**Listed entries**
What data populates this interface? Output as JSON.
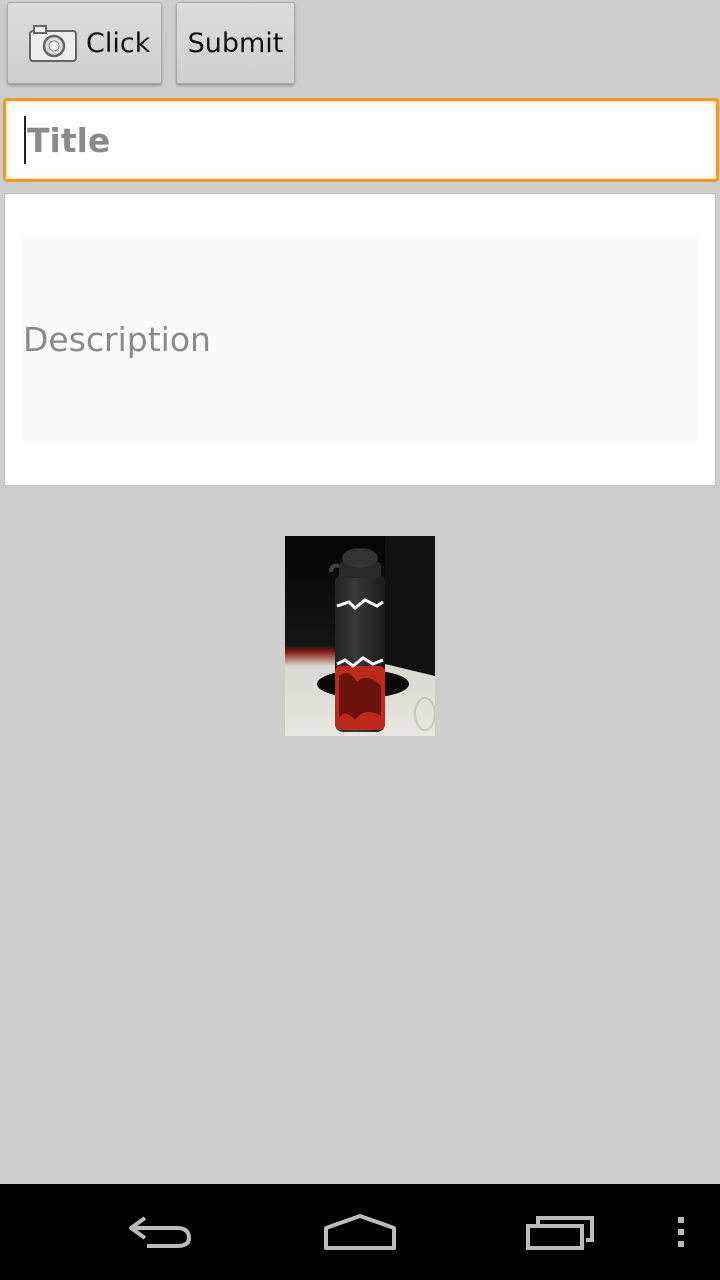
{
  "toolbar": {
    "click_label": "Click",
    "submit_label": "Submit"
  },
  "form": {
    "title_placeholder": "Title",
    "description_placeholder": "Description"
  },
  "colors": {
    "focus_accent": "#f39a1e",
    "background": "#cdcdcd"
  },
  "icons": {
    "camera": "camera-icon",
    "back": "back-icon",
    "home": "home-icon",
    "recent": "recent-apps-icon",
    "menu": "overflow-menu-icon"
  }
}
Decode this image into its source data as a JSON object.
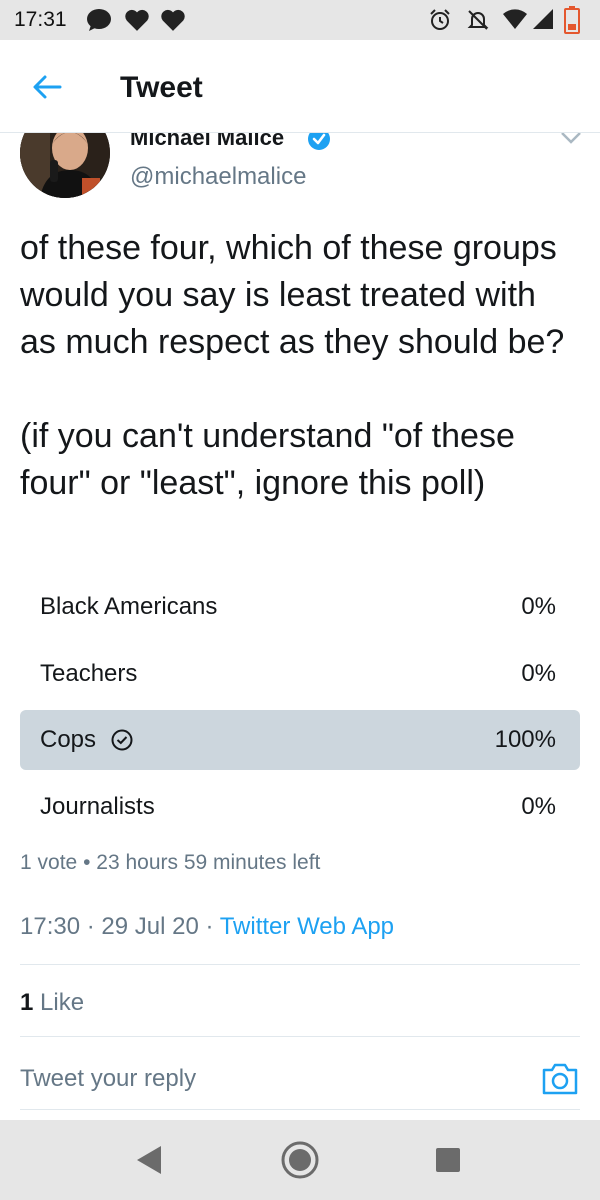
{
  "status_bar": {
    "time": "17:31",
    "left_icons": [
      "messenger-icon",
      "heart-icon",
      "heart-icon"
    ],
    "right_icons": [
      "alarm-icon",
      "notifications-off-icon",
      "wifi-icon",
      "signal-icon",
      "battery-low-icon"
    ]
  },
  "header": {
    "title": "Tweet"
  },
  "tweet": {
    "author_name": "Michael Malice",
    "author_handle": "@michaelmalice",
    "text": "of these four, which of these groups would you say is least treated with as much respect as they should be?\n\n(if you can't understand \"of these four\" or \"least\", ignore this poll)"
  },
  "poll": {
    "options": [
      {
        "label": "Black Americans",
        "percent": "0%"
      },
      {
        "label": "Teachers",
        "percent": "0%"
      },
      {
        "label": "Cops",
        "percent": "100%"
      },
      {
        "label": "Journalists",
        "percent": "0%"
      }
    ],
    "selected_index": 2,
    "votes": "1 vote",
    "separator": "•",
    "time_left": "23 hours 59 minutes left"
  },
  "meta": {
    "time": "17:30",
    "dot": "·",
    "date": "29 Jul 20",
    "source": "Twitter Web App"
  },
  "engagement": {
    "like_count": "1",
    "like_label": "Like"
  },
  "reply_bar": {
    "placeholder": "Tweet your reply"
  },
  "colors": {
    "accent": "#1da1f2",
    "poll_highlight": "#ccd6dd",
    "secondary_text": "#657786"
  }
}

**Exercise prompt**
Identify the lines in the entries above that contain "data", then copy them out.

**Answer to the exercise**
What data populates this interface? Output as JSON.
Decode this image into its source data as a JSON object.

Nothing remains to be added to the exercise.